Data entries

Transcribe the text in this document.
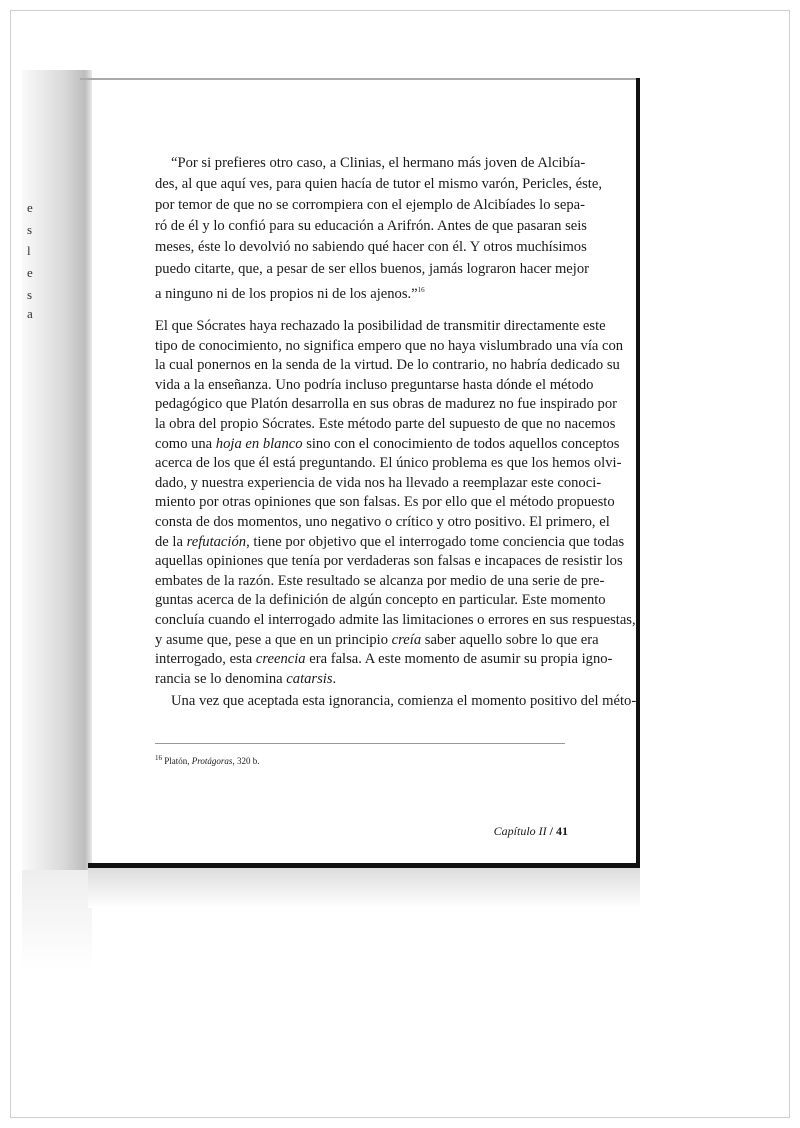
e
s
l
e
s
a
“Por si prefieres otro caso, a Clinias, el hermano más joven de Alcibía-
des, al que aquí ves, para quien hacía de tutor el mismo varón, Pericles, éste,
por temor de que no se corrompiera con el ejemplo de Alcibíades lo sepa-
ró de él y lo confió para su educación a Arifrón. Antes de que pasaran seis
meses, éste lo devolvió no sabiendo qué hacer con él. Y otros muchísimos
puedo citarte, que, a pesar de ser ellos buenos, jamás lograron hacer mejor
a ninguno ni de los propios ni de los ajenos.”$^{16}$
El que Sócrates haya rechazado la posibilidad de transmitir directamente este
tipo de conocimiento, no significa empero que no haya vislumbrado una vía con
la cual ponernos en la senda de la virtud. De lo contrario, no habría dedicado su
vida a la enseñanza. Uno podría incluso preguntarse hasta dónde el método
pedagógico que Platón desarrolla en sus obras de madurez no fue inspirado por
la obra del propio Sócrates. Este método parte del supuesto de que no nacemos
como una hoja en blanco sino con el conocimiento de todos aquellos conceptos
acerca de los que él está preguntando. El único problema es que los hemos olvi-
dado, y nuestra experiencia de vida nos ha llevado a reemplazar este conoci-
miento por otras opiniones que son falsas. Es por ello que el método propuesto
consta de dos momentos, uno negativo o crítico y otro positivo. El primero, el
de la refutación, tiene por objetivo que el interrogado tome conciencia que todas
aquellas opiniones que tenía por verdaderas son falsas e incapaces de resistir los
embates de la razón. Este resultado se alcanza por medio de una serie de pre-
guntas acerca de la definición de algún concepto en particular. Este momento
concluía cuando el interrogado admite las limitaciones o errores en sus respuestas,
y asume que, pese a que en un principio creía saber aquello sobre lo que era
interrogado, esta creencia era falsa. A este momento de asumir su propia igno-
rancia se lo denomina catarsis.
Una vez que aceptada esta ignorancia, comienza el momento positivo del méto-
$^{16}$ Platón, Protágoras, 320 b.
Capítulo II / 41
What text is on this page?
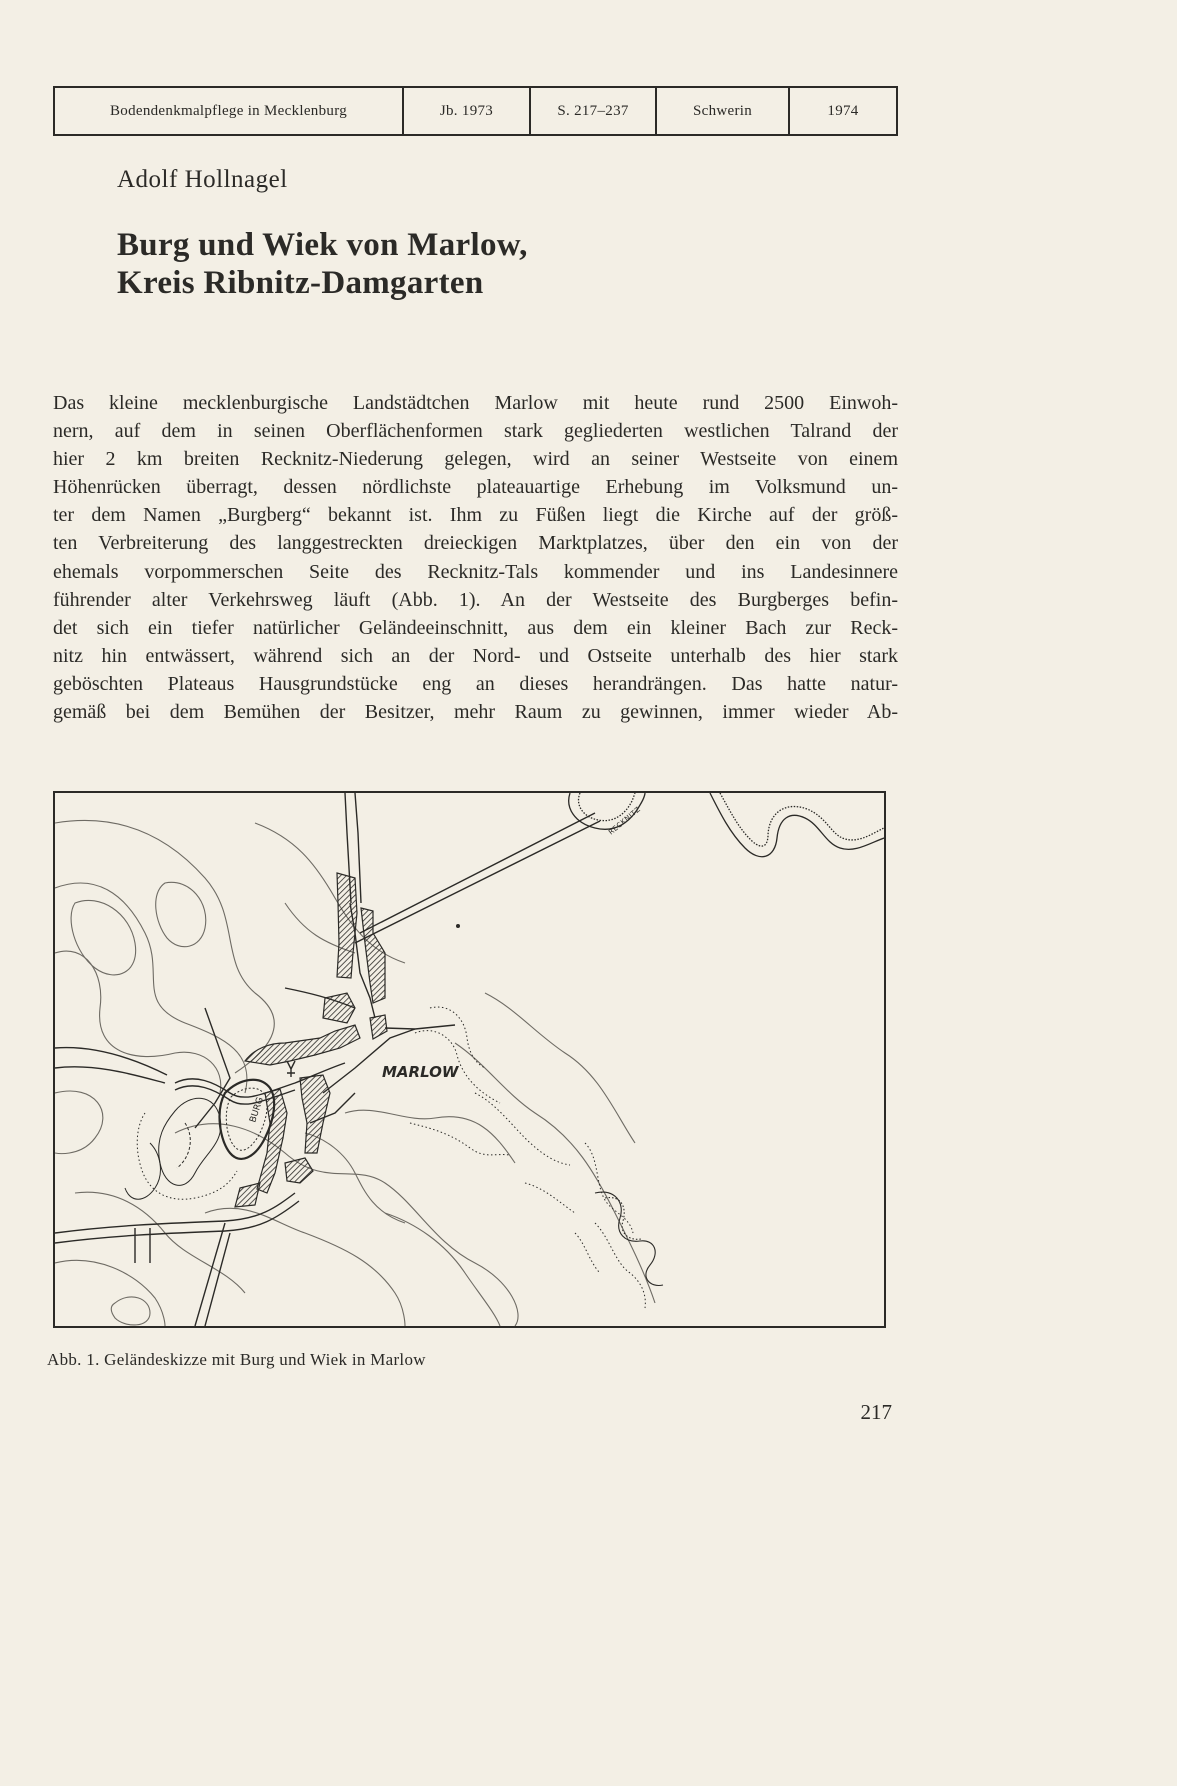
Bodendenkmalpflege in Mecklenburg	Jb. 1973	S. 217–237	Schwerin	1974
Adolf Hollnagel
Burg und Wiek von Marlow,
Kreis Ribnitz-Damgarten
Das kleine mecklenburgische Landstädtchen Marlow mit heute rund 2500 Einwoh-
nern, auf dem in seinen Oberflächenformen stark gegliederten westlichen Talrand der
hier 2 km breiten Recknitz-Niederung gelegen, wird an seiner Westseite von einem
Höhenrücken überragt, dessen nördlichste plateauartige Erhebung im Volksmund un-
ter dem Namen „Burgberg“ bekannt ist. Ihm zu Füßen liegt die Kirche auf der größ-
ten Verbreiterung des langgestreckten dreieckigen Marktplatzes, über den ein von der
ehemals vorpommerschen Seite des Recknitz-Tals kommender und ins Landesinnere
führender alter Verkehrsweg läuft (Abb. 1). An der Westseite des Burgberges befin-
det sich ein tiefer natürlicher Geländeeinschnitt, aus dem ein kleiner Bach zur Reck-
nitz hin entwässert, während sich an der Nord- und Ostseite unterhalb des hier stark
geböschten Plateaus Hausgrundstücke eng an dieses herandrängen. Das hatte natur-
gemäß bei dem Bemühen der Besitzer, mehr Raum zu gewinnen, immer wieder Ab-
MARLOW
BURG
RECKNITZ
Abb. 1. Geländeskizze mit Burg und Wiek in Marlow
217
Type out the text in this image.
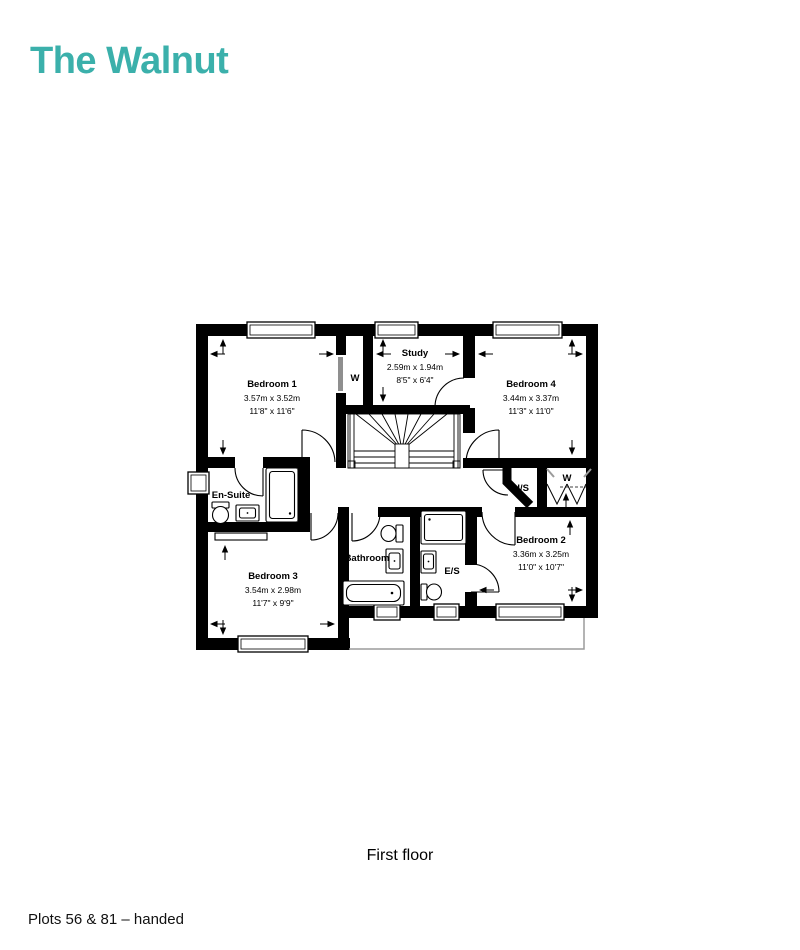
The Walnut
Bedroom 1
3.57m x 3.52m
11'8" x 11'6"
Study
2.59m x 1.94m
8'5" x 6'4"	Bedroom 4
3.44m x 3.37m
11'3" x 11'0"
Bedroom 2
3.36m x 3.25m
11'0" x 10'7"
Bedroom 3
3.54m x 2.98m
11'7" x 9'9"
En-Suite
Bathroom
E/S
H/S
W
W
First floor
Plots 56 & 81 – handed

## EXERCISE GOAL
Copy out each line of the data containing the string "vida".

## RESULT BELOW
vida a la enseñanza. Uno podría incluso preguntarse hasta dónde el método
dado, y nuestra experiencia de vida nos ha llevado a reemplazar este conoci-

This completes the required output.